>> START Given information

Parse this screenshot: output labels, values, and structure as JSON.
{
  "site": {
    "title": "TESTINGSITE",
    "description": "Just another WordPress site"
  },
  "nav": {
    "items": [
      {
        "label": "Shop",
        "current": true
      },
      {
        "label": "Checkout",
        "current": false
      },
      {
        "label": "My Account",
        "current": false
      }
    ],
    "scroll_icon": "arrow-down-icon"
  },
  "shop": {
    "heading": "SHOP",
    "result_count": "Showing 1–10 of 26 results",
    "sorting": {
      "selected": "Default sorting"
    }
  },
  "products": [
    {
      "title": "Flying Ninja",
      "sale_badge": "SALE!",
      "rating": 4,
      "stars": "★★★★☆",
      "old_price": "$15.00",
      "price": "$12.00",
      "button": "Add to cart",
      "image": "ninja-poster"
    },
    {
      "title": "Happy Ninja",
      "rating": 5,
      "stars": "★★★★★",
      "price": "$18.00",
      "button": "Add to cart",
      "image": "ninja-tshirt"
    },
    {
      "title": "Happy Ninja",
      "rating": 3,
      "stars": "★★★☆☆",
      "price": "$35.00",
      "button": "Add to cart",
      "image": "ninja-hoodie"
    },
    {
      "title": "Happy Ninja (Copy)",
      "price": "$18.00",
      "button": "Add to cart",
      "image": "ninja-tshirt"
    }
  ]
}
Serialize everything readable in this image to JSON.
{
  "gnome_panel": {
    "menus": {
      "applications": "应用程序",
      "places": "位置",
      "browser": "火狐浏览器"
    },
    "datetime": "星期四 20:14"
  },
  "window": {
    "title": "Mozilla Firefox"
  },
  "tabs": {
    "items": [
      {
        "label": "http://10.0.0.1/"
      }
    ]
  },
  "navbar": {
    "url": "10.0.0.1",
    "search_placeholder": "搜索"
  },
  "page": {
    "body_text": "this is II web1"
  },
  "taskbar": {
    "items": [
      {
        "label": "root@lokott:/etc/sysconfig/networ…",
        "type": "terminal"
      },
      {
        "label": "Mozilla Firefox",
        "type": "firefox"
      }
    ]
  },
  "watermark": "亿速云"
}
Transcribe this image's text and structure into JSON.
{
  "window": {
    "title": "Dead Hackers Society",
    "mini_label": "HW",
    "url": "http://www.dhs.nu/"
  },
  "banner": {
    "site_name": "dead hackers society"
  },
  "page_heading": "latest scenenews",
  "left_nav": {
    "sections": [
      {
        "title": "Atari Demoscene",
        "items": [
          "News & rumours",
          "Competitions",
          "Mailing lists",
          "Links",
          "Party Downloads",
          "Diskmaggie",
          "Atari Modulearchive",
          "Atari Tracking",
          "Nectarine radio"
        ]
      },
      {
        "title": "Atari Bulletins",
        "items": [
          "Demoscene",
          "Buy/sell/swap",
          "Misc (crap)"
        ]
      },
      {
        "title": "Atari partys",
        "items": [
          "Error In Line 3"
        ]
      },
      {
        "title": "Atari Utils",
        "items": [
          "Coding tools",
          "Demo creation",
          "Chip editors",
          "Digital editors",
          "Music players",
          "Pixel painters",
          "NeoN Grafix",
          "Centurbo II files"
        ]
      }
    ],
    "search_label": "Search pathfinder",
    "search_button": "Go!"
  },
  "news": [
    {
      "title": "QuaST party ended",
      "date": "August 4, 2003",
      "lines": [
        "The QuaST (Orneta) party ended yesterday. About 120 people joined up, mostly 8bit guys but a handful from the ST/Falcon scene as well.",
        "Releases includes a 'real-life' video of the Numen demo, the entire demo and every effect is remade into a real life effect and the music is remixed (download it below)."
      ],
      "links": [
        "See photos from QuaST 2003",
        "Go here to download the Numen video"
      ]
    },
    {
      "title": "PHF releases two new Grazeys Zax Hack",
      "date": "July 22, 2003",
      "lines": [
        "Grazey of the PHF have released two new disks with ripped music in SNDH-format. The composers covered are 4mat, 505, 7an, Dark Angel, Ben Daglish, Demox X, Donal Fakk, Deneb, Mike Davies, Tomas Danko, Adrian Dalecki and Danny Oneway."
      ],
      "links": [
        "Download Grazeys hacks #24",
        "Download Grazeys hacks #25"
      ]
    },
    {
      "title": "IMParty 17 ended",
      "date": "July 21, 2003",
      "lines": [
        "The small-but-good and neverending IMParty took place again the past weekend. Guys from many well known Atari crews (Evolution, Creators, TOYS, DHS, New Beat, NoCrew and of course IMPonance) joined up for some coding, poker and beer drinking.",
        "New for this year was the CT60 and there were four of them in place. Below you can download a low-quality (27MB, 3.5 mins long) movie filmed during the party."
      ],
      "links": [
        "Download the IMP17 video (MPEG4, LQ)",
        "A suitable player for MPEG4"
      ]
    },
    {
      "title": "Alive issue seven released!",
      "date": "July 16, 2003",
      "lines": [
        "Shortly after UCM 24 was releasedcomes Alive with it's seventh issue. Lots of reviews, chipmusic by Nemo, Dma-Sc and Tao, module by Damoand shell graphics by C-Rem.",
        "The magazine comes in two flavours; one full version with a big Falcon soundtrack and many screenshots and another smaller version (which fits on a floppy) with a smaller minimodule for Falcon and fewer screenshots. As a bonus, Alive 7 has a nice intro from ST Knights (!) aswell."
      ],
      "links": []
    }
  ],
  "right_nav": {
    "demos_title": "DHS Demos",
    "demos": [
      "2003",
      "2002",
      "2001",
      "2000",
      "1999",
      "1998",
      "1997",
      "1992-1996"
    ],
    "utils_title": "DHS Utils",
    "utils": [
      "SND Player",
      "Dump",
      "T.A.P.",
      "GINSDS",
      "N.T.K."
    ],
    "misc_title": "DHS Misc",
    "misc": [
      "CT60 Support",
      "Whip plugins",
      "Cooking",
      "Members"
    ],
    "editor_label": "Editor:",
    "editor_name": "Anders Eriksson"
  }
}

>> END Given information

* **Directive**
In the listing, find every line containing the word "this" and list it.

* **Solution to the problem**
Parse this screenshot: output labels, values, and structure as JSON.
Serialize everything readable in this image to JSON.
    "body_text": "this is II web1"
Transcribe this image's text and structure into JSON.
        "New for this year was the CT60 and there were four of them in place. Below you can download a low-quality (27MB, 3.5 mins long) movie filmed during the party."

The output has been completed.